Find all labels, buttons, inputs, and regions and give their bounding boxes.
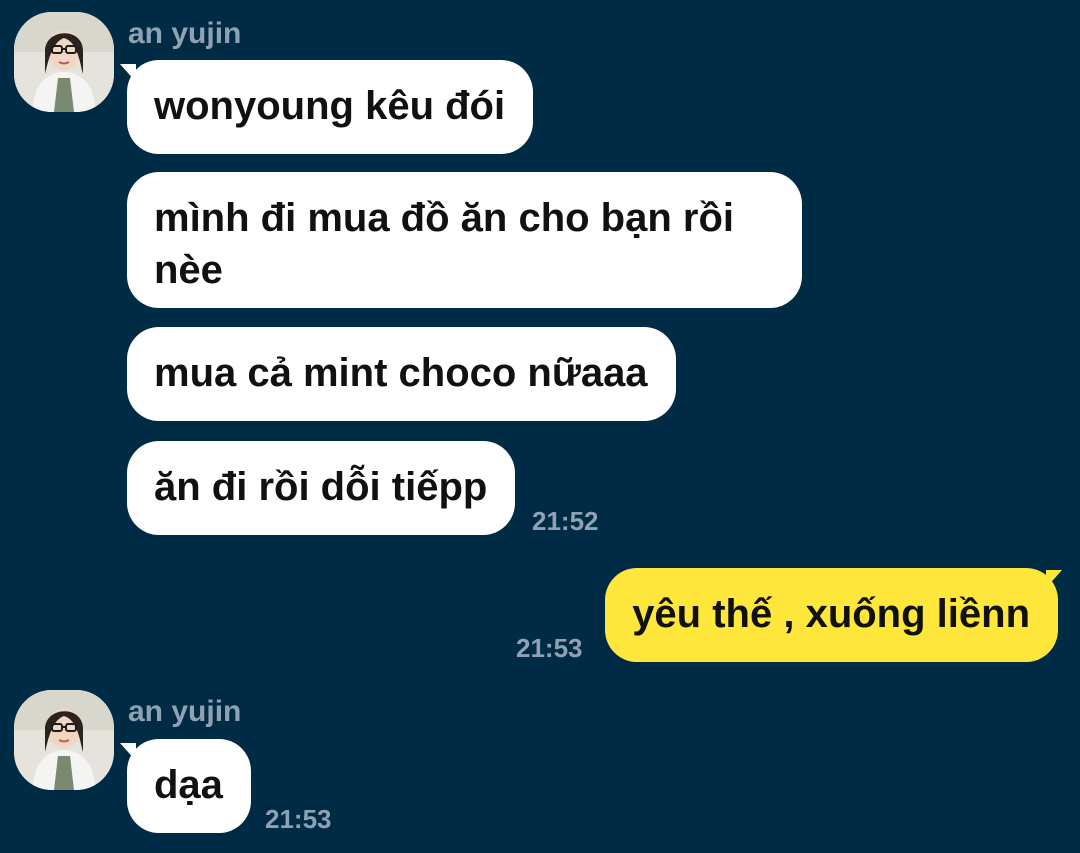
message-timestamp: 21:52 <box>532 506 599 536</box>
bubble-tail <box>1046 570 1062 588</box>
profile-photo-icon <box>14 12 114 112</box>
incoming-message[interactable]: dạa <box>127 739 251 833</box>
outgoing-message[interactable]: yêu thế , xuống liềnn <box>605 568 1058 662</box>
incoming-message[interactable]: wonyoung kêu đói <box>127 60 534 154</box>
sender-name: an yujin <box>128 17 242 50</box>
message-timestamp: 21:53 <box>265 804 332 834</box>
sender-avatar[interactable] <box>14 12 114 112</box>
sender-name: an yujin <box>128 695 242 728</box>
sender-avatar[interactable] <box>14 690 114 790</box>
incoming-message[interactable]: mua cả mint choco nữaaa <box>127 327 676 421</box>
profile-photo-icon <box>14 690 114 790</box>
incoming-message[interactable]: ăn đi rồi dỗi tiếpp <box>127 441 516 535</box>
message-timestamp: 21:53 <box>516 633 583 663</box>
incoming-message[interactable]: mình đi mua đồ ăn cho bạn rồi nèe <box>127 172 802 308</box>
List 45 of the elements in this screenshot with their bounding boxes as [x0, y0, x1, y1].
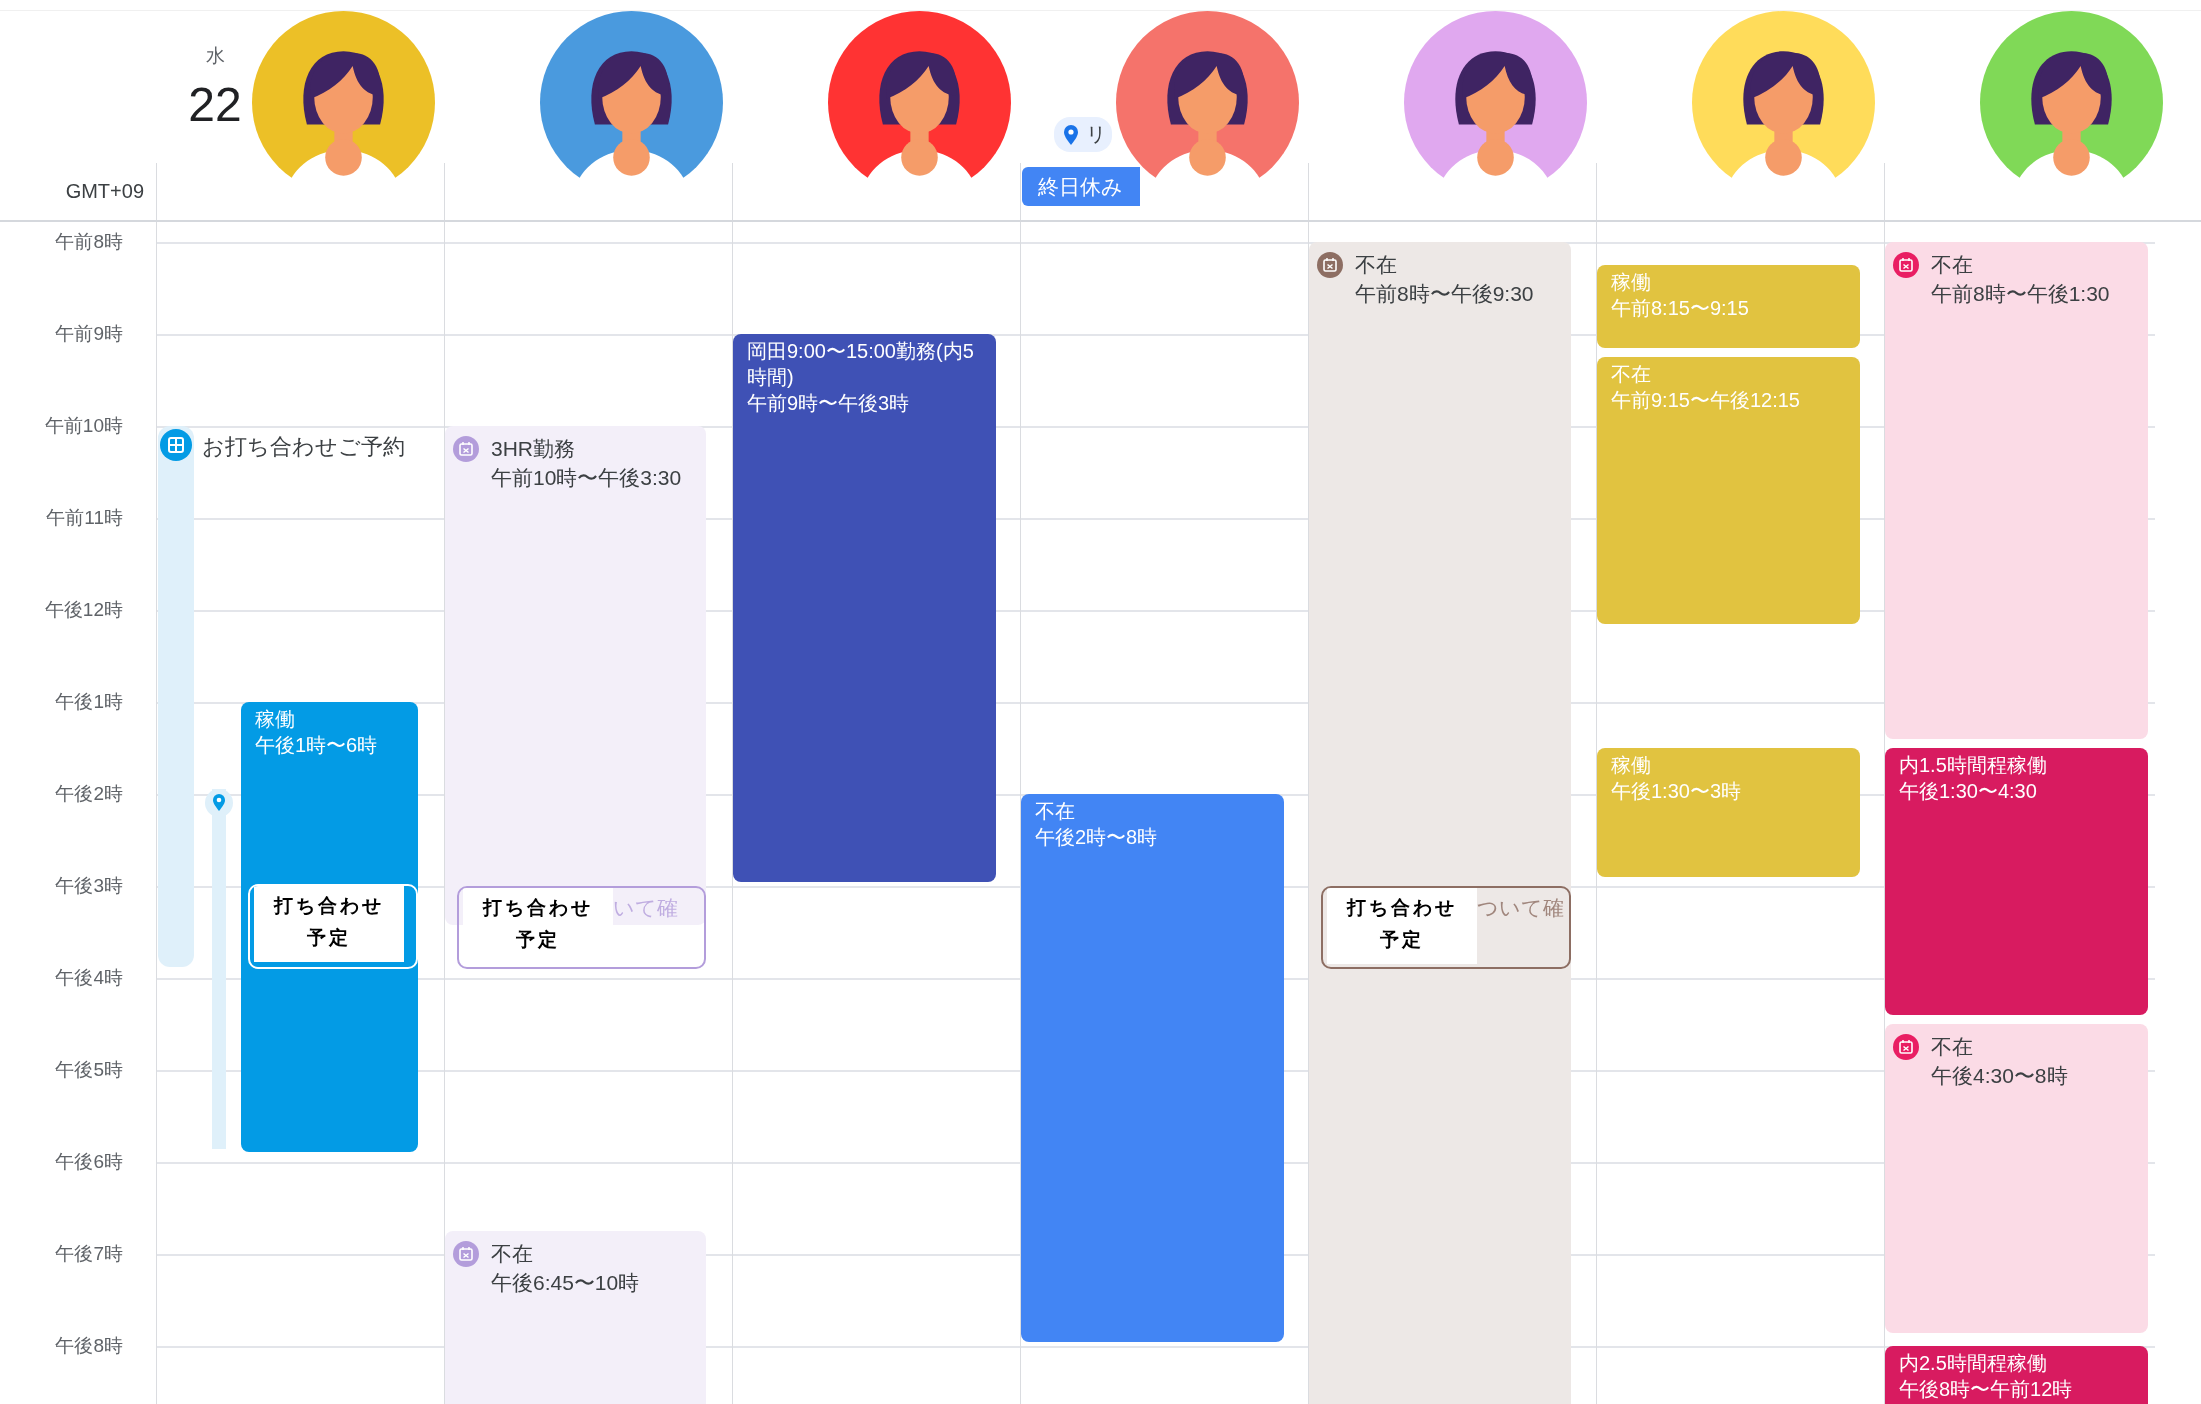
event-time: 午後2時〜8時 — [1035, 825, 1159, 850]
--*--
List each line in the records above that contains the word "their", matching case exactly.

• [Full solution]:
Find all labels, buttons, inputs, and regions and give their bounding boxes.
List 45 of the elements in this screenshot with their bounding boxes as [x0, y0, x1, y1].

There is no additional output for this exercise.